◆ WRITTEN INSTRUCTION
Please say how many lines of the listing hold "published", with no other words in the answer.

---------- DATA ENTRIES

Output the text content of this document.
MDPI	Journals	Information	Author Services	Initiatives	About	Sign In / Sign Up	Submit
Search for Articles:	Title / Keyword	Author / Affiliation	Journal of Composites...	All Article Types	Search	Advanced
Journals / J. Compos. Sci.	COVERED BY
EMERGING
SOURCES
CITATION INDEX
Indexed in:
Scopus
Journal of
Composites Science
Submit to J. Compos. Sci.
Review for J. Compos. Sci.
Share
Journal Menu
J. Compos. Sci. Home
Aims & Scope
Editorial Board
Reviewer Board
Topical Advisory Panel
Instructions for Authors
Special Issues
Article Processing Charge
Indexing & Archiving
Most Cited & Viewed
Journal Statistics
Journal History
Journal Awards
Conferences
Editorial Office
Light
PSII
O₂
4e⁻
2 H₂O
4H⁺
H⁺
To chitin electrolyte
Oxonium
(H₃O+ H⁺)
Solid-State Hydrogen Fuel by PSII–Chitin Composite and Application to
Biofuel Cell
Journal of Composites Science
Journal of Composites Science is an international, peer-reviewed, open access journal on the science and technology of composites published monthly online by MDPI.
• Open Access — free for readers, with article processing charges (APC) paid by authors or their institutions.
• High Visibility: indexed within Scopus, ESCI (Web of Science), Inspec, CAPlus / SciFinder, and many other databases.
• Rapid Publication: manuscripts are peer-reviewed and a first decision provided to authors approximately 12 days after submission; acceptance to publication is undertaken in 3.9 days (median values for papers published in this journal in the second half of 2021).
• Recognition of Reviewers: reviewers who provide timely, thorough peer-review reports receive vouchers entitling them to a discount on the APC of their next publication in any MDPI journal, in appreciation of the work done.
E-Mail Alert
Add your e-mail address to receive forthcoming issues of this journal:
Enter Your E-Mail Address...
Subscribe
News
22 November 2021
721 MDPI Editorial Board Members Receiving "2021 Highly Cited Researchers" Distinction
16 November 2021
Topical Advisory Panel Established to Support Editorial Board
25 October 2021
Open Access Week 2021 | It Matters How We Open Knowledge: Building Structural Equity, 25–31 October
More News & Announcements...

--------------------

◆ SOLUTION FOR THIS PROBLEM
2